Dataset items
________________________

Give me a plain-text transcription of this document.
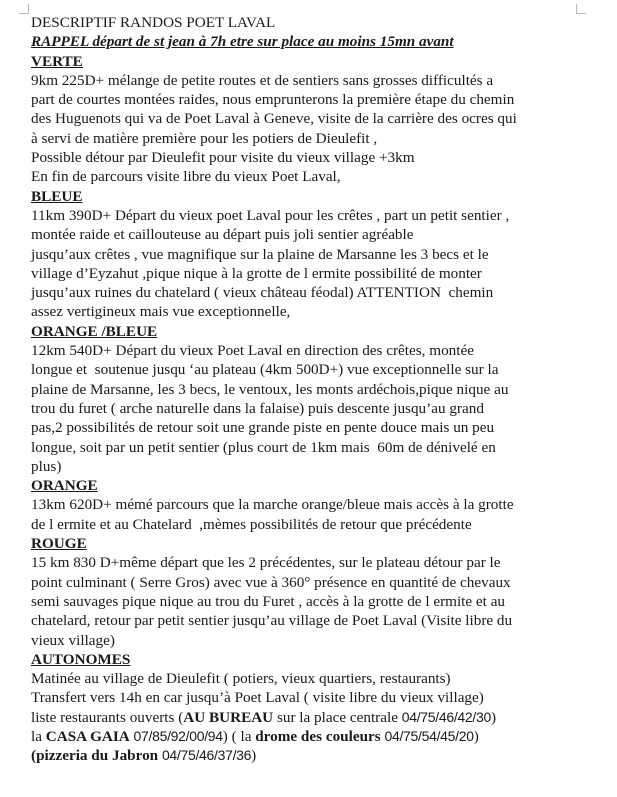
DESCRIPTIF RANDOS POET LAVAL
RAPPEL départ de st jean à 7h etre sur place au moins 15mn avant
VERTE
9km 225D+ mélange de petite routes et de sentiers sans grosses difficultés a
part de courtes montées raides, nous emprunterons la première étape du chemin
des Huguenots qui va de Poet Laval à Geneve, visite de la carrière des ocres qui
à servi de matière première pour les potiers de Dieulefit ,
Possible détour par Dieulefit pour visite du vieux village +3km
En fin de parcours visite libre du vieux Poet Laval,
BLEUE
11km 390D+ Départ du vieux poet Laval pour les crêtes , part un petit sentier ,
montée raide et caillouteuse au départ puis joli sentier agréable
jusqu’aux crêtes , vue magnifique sur la plaine de Marsanne les 3 becs et le
village d’Eyzahut ,pique nique à la grotte de l ermite possibilité de monter
jusqu’aux ruines du chatelard ( vieux château féodal) ATTENTION  chemin
assez vertigineux mais vue exceptionnelle,
ORANGE /BLEUE
12km 540D+ Départ du vieux Poet Laval en direction des crêtes, montée
longue et  soutenue jusqu ‘au plateau (4km 500D+) vue exceptionnelle sur la
plaine de Marsanne, les 3 becs, le ventoux, les monts ardéchois,pique nique au
trou du furet ( arche naturelle dans la falaise) puis descente jusqu’au grand
pas,2 possibilités de retour soit une grande piste en pente douce mais un peu
longue, soit par un petit sentier (plus court de 1km mais  60m de dénivelé en
plus)
ORANGE
13km 620D+ mémé parcours que la marche orange/bleue mais accès à la grotte
de l ermite et au Chatelard  ,mèmes possibilités de retour que précédente
ROUGE
15 km 830 D+même départ que les 2 précédentes, sur le plateau détour par le
point culminant ( Serre Gros) avec vue à 360° présence en quantité de chevaux
semi sauvages pique nique au trou du Furet , accès à la grotte de l ermite et au
chatelard, retour par petit sentier jusqu’au village de Poet Laval (Visite libre du
vieux village)
AUTONOMES
Matinée au village de Dieulefit ( potiers, vieux quartiers, restaurants)
Transfert vers 14h en car jusqu’à Poet Laval ( visite libre du vieux village)
liste restaurants ouverts (AU BUREAU sur la place centrale 04/75/46/42/30)
la CASA GAIA 07/85/92/00/94) ( la drome des couleurs 04/75/54/45/20)
(pizzeria du Jabron 04/75/46/37/36)
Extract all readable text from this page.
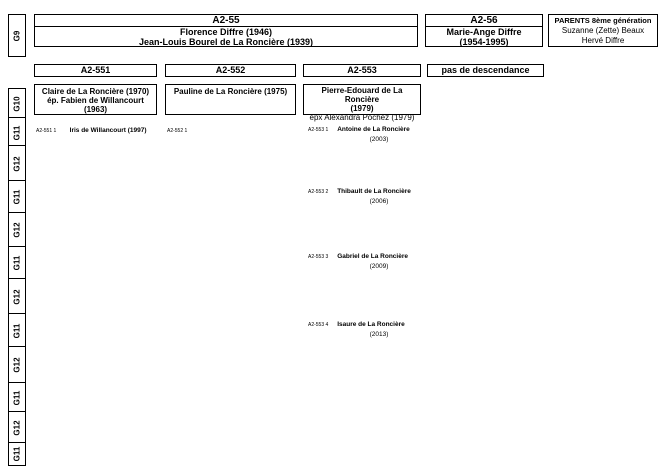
G9
G10
G11
G12
G11
G12
G11
G12
G11
G12
G11
G12
G11
A2-55
Florence Diffre (1946)
Jean-Louis Bourel de La Roncière (1939)
A2-56
Marie-Ange Diffre
(1954-1995)
PARENTS 8ème génération
Suzanne (Zette) Beaux
Hervé Diffre
A2-551	A2-552	A2-553	pas de descendance
Claire de La Roncière (1970)
ép. Fabien de Willancourt (1963)
Pauline de La Roncière (1975)	Pierre-Edouard de La Roncière
(1979)
épx Alexandra Pochez (1979)
A2-551 1 Iris de Willancourt (1997)	A2-552 1	A2-553 1 Antoine de La Roncière
(2003)
A2-553 2 Thibault de La Roncière
(2006)
A2-553 3 Gabriel de La Roncière
(2009)
A2-553 4 Isaure de La Roncière
(2013)
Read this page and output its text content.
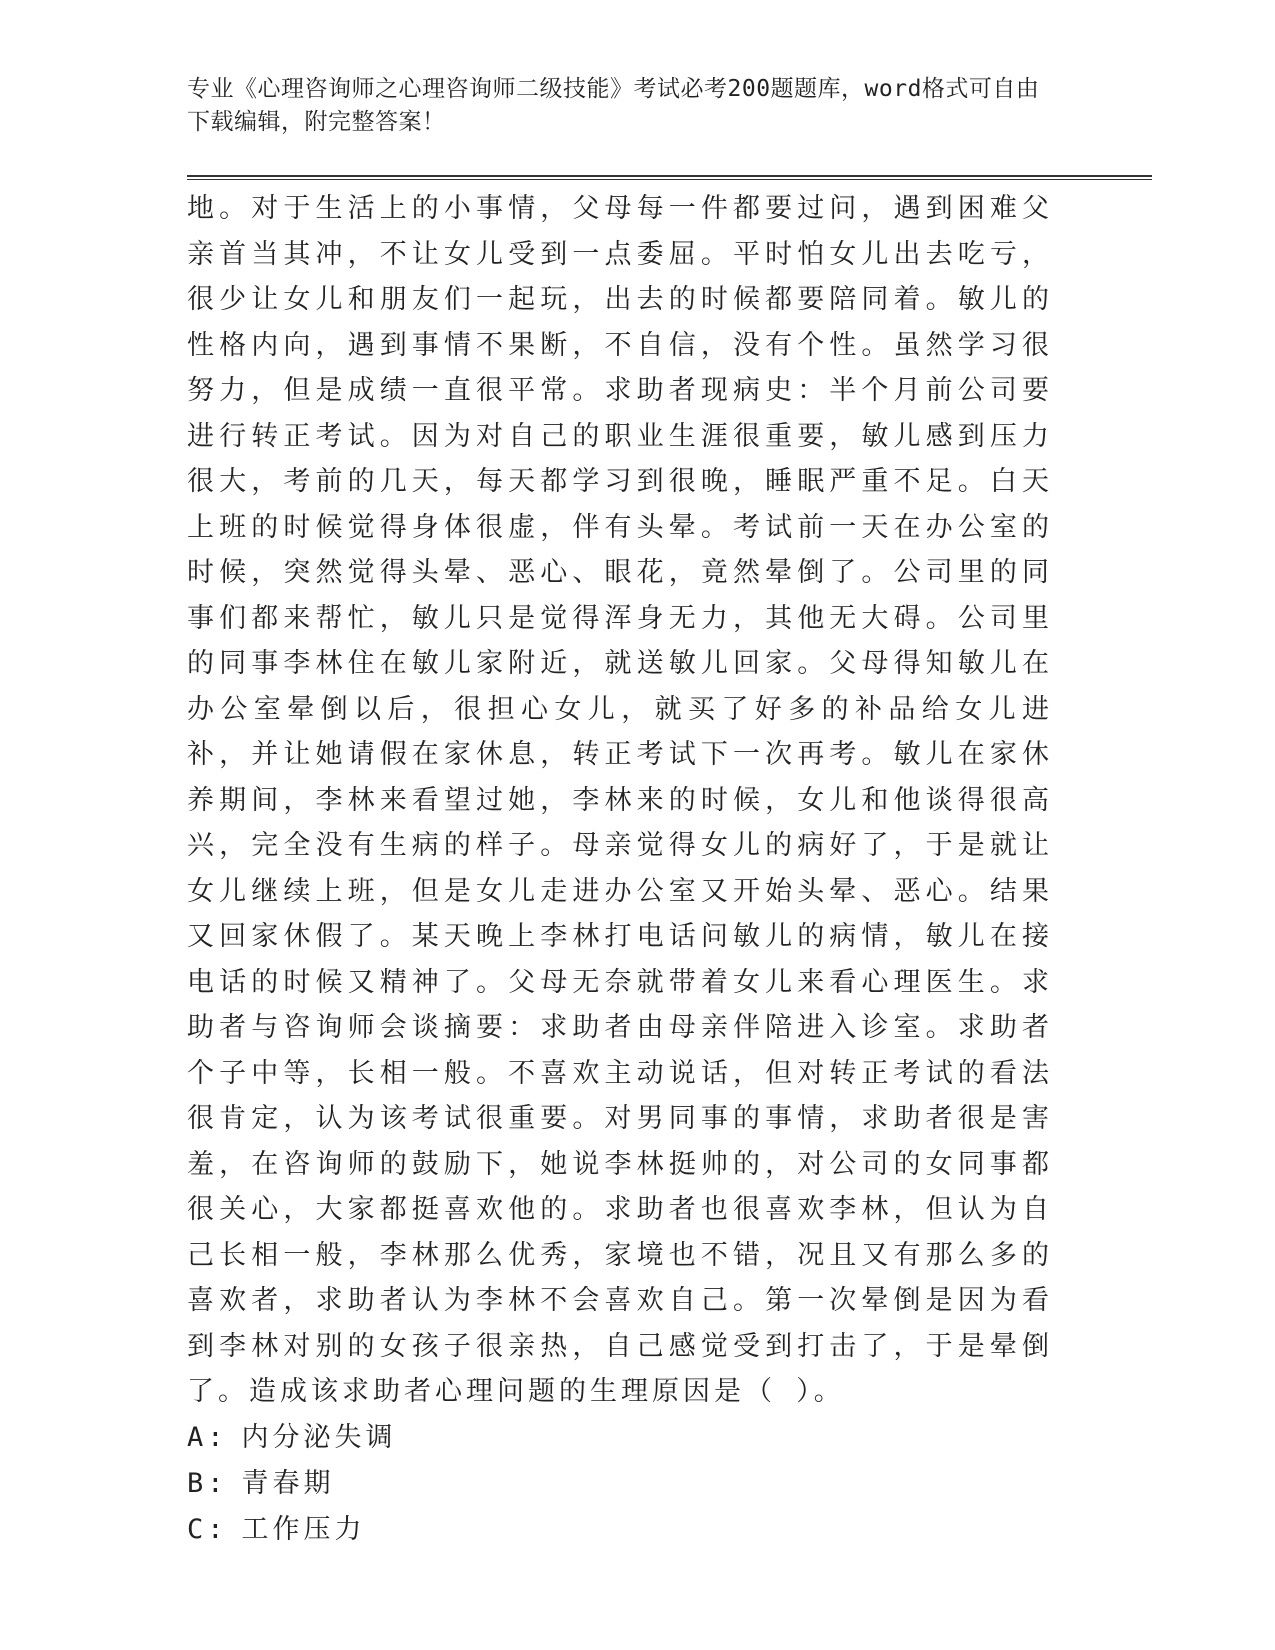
专业《心理咨询师之心理咨询师二级技能》考试必考200题题库，word格式可自由下载编辑，附完整答案！

地。对于生活上的小事情，父母每一件都要过问，遇到困难父亲首当其冲，不让女儿受到一点委屈。平时怕女儿出去吃亏，很少让女儿和朋友们一起玩，出去的时候都要陪同着。敏儿的性格内向，遇到事情不果断，不自信，没有个性。虽然学习很努力，但是成绩一直很平常。求助者现病史：半个月前公司要进行转正考试。因为对自己的职业生涯很重要，敏儿感到压力很大，考前的几天，每天都学习到很晚，睡眠严重不足。白天上班的时候觉得身体很虚，伴有头晕。考试前一天在办公室的时候，突然觉得头晕、恶心、眼花，竟然晕倒了。公司里的同事们都来帮忙，敏儿只是觉得浑身无力，其他无大碍。公司里的同事李林住在敏儿家附近，就送敏儿回家。父母得知敏儿在办公室晕倒以后，很担心女儿，就买了好多的补品给女儿进补，并让她请假在家休息，转正考试下一次再考。敏儿在家休养期间，李林来看望过她，李林来的时候，女儿和他谈得很高兴，完全没有生病的样子。母亲觉得女儿的病好了，于是就让女儿继续上班，但是女儿走进办公室又开始头晕、恶心。结果又回家休假了。某天晚上李林打电话问敏儿的病情，敏儿在接电话的时候又精神了。父母无奈就带着女儿来看心理医生。求助者与咨询师会谈摘要：求助者由母亲伴陪进入诊室。求助者个子中等，长相一般。不喜欢主动说话，但对转正考试的看法很肯定，认为该考试很重要。对男同事的事情，求助者很是害羞，在咨询师的鼓励下，她说李林挺帅的，对公司的女同事都很关心，大家都挺喜欢他的。求助者也很喜欢李林，但认为自己长相一般，李林那么优秀，家境也不错，况且又有那么多的喜欢者，求助者认为李林不会喜欢自己。第一次晕倒是因为看到李林对别的女孩子很亲热，自己感觉受到打击了，于是晕倒了。造成该求助者心理问题的生理原因是（ ）。

A: 内分泌失调
B: 青春期
C: 工作压力
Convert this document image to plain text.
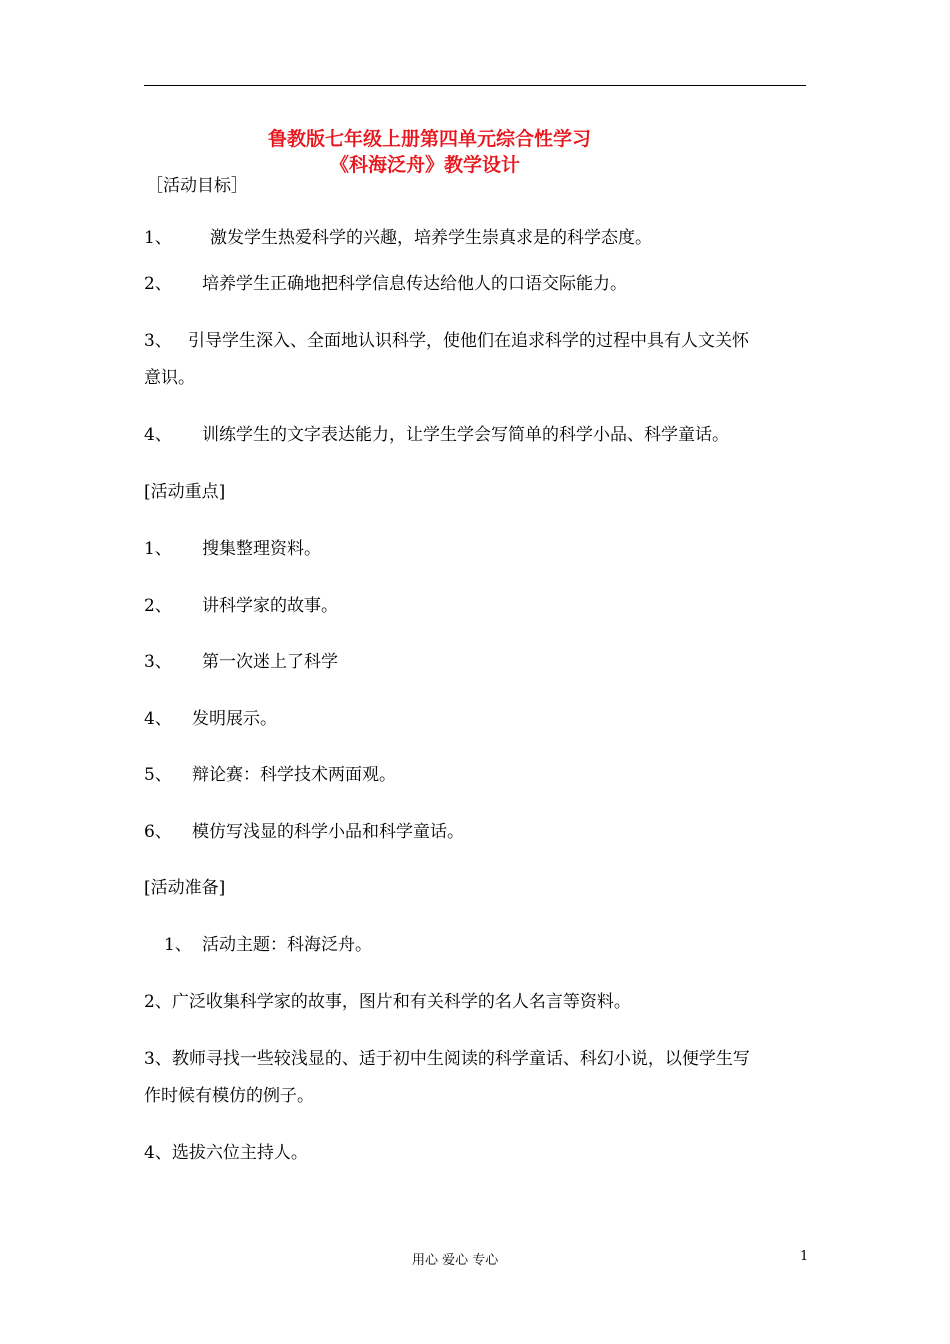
鲁教版七年级上册第四单元综合性学习
《科海泛舟》教学设计
［活动目标］
1、 激发学生热爱科学的兴趣，培养学生崇真求是的科学态度。
2、 培养学生正确地把科学信息传达给他人的口语交际能力。
3、 引导学生深入、全面地认识科学，使他们在追求科学的过程中具有人文关怀
意识。
4、 训练学生的文字表达能力，让学生学会写简单的科学小品、科学童话。
[活动重点]
1、 搜集整理资料。
2、 讲科学家的故事。
3、 第一次迷上了科学
4、 发明展示。
5、 辩论赛：科学技术两面观。
6、 模仿写浅显的科学小品和科学童话。
[活动准备]
1、 活动主题：科海泛舟。
2、广泛收集科学家的故事，图片和有关科学的名人名言等资料。
3、教师寻找一些较浅显的、适于初中生阅读的科学童话、科幻小说，以便学生写
作时候有模仿的例子。
4、选拔六位主持人。
用心 爱心 专心	1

________________________

▶ SET EXERCISE: Each entry shown above must be quoted exactly, with its pictures left out.

▶ EXERCISE RESPONSE:
Give me a plain-text transcription of this document.
DESCRIPTIF RANDOS POET LAVAL
RAPPEL départ de st jean à 7h etre sur place au moins 15mn avant
VERTE
9km 225D+ mélange de petite routes et de sentiers sans grosses difficultés a
part de courtes montées raides, nous emprunterons la première étape du chemin
des Huguenots qui va de Poet Laval à Geneve, visite de la carrière des ocres qui
à servi de matière première pour les potiers de Dieulefit ,
Possible détour par Dieulefit pour visite du vieux village +3km
En fin de parcours visite libre du vieux Poet Laval,
BLEUE
11km 390D+ Départ du vieux poet Laval pour les crêtes , part un petit sentier ,
montée raide et caillouteuse au départ puis joli sentier agréable
jusqu’aux crêtes , vue magnifique sur la plaine de Marsanne les 3 becs et le
village d’Eyzahut ,pique nique à la grotte de l ermite possibilité de monter
jusqu’aux ruines du chatelard ( vieux château féodal) ATTENTION  chemin
assez vertigineux mais vue exceptionnelle,
ORANGE /BLEUE
12km 540D+ Départ du vieux Poet Laval en direction des crêtes, montée
longue et  soutenue jusqu ‘au plateau (4km 500D+) vue exceptionnelle sur la
plaine de Marsanne, les 3 becs, le ventoux, les monts ardéchois,pique nique au
trou du furet ( arche naturelle dans la falaise) puis descente jusqu’au grand
pas,2 possibilités de retour soit une grande piste en pente douce mais un peu
longue, soit par un petit sentier (plus court de 1km mais  60m de dénivelé en
plus)
ORANGE
13km 620D+ mémé parcours que la marche orange/bleue mais accès à la grotte
de l ermite et au Chatelard  ,mèmes possibilités de retour que précédente
ROUGE
15 km 830 D+même départ que les 2 précédentes, sur le plateau détour par le
point culminant ( Serre Gros) avec vue à 360° présence en quantité de chevaux
semi sauvages pique nique au trou du Furet , accès à la grotte de l ermite et au
chatelard, retour par petit sentier jusqu’au village de Poet Laval (Visite libre du
vieux village)
AUTONOMES
Matinée au village de Dieulefit ( potiers, vieux quartiers, restaurants)
Transfert vers 14h en car jusqu’à Poet Laval ( visite libre du vieux village)
liste restaurants ouverts (AU BUREAU sur la place centrale 04/75/46/42/30)
la CASA GAIA 07/85/92/00/94) ( la drome des couleurs 04/75/54/45/20)
(pizzeria du Jabron 04/75/46/37/36)
Extract all readable text from this page.
G9
G10
G11
G12
G11
G12
G11
G12
G11
G12
G11
G12
G11
A2-55
Florence Diffre (1946)
Jean-Louis Bourel de La Roncière (1939)
A2-56
Marie-Ange Diffre
(1954-1995)
PARENTS 8ème génération
Suzanne (Zette) Beaux
Hervé Diffre
A2-551	A2-552	A2-553	pas de descendance
Claire de La Roncière (1970)
ép. Fabien de Willancourt (1963)
Pauline de La Roncière (1975)	Pierre-Edouard de La Roncière
(1979)
épx Alexandra Pochez (1979)
A2-551 1 Iris de Willancourt (1997)	A2-552 1	A2-553 1 Antoine de La Roncière
(2003)
A2-553 2 Thibault de La Roncière
(2006)
A2-553 3 Gabriel de La Roncière
(2009)
A2-553 4 Isaure de La Roncière
(2013)
Read this page and output its text content.
专业《心理咨询师之心理咨询师二级技能》考试必考200题题库，word格式可自由下载编辑，附完整答案！

地。对于生活上的小事情，父母每一件都要过问，遇到困难父亲首当其冲，不让女儿受到一点委屈。平时怕女儿出去吃亏，很少让女儿和朋友们一起玩，出去的时候都要陪同着。敏儿的性格内向，遇到事情不果断，不自信，没有个性。虽然学习很努力，但是成绩一直很平常。求助者现病史：半个月前公司要进行转正考试。因为对自己的职业生涯很重要，敏儿感到压力很大，考前的几天，每天都学习到很晚，睡眠严重不足。白天上班的时候觉得身体很虚，伴有头晕。考试前一天在办公室的时候，突然觉得头晕、恶心、眼花，竟然晕倒了。公司里的同事们都来帮忙，敏儿只是觉得浑身无力，其他无大碍。公司里的同事李林住在敏儿家附近，就送敏儿回家。父母得知敏儿在办公室晕倒以后，很担心女儿，就买了好多的补品给女儿进补，并让她请假在家休息，转正考试下一次再考。敏儿在家休养期间，李林来看望过她，李林来的时候，女儿和他谈得很高兴，完全没有生病的样子。母亲觉得女儿的病好了，于是就让女儿继续上班，但是女儿走进办公室又开始头晕、恶心。结果又回家休假了。某天晚上李林打电话问敏儿的病情，敏儿在接电话的时候又精神了。父母无奈就带着女儿来看心理医生。求助者与咨询师会谈摘要：求助者由母亲伴陪进入诊室。求助者个子中等，长相一般。不喜欢主动说话，但对转正考试的看法很肯定，认为该考试很重要。对男同事的事情，求助者很是害羞，在咨询师的鼓励下，她说李林挺帅的，对公司的女同事都很关心，大家都挺喜欢他的。求助者也很喜欢李林，但认为自己长相一般，李林那么优秀，家境也不错，况且又有那么多的喜欢者，求助者认为李林不会喜欢自己。第一次晕倒是因为看到李林对别的女孩子很亲热，自己感觉受到打击了，于是晕倒了。造成该求助者心理问题的生理原因是（ ）。

A: 内分泌失调
B: 青春期
C: 工作压力
Convert this document image to plain text.
鲁教版七年级上册第四单元综合性学习
《科海泛舟》教学设计
［活动目标］
1、 激发学生热爱科学的兴趣，培养学生崇真求是的科学态度。
2、 培养学生正确地把科学信息传达给他人的口语交际能力。
3、 引导学生深入、全面地认识科学，使他们在追求科学的过程中具有人文关怀
意识。
4、 训练学生的文字表达能力，让学生学会写简单的科学小品、科学童话。
[活动重点]
1、 搜集整理资料。
2、 讲科学家的故事。
3、 第一次迷上了科学
4、 发明展示。
5、 辩论赛：科学技术两面观。
6、 模仿写浅显的科学小品和科学童话。
[活动准备]
1、 活动主题：科海泛舟。
2、广泛收集科学家的故事，图片和有关科学的名人名言等资料。
3、教师寻找一些较浅显的、适于初中生阅读的科学童话、科幻小说，以便学生写
作时候有模仿的例子。
4、选拔六位主持人。
用心 爱心 专心	1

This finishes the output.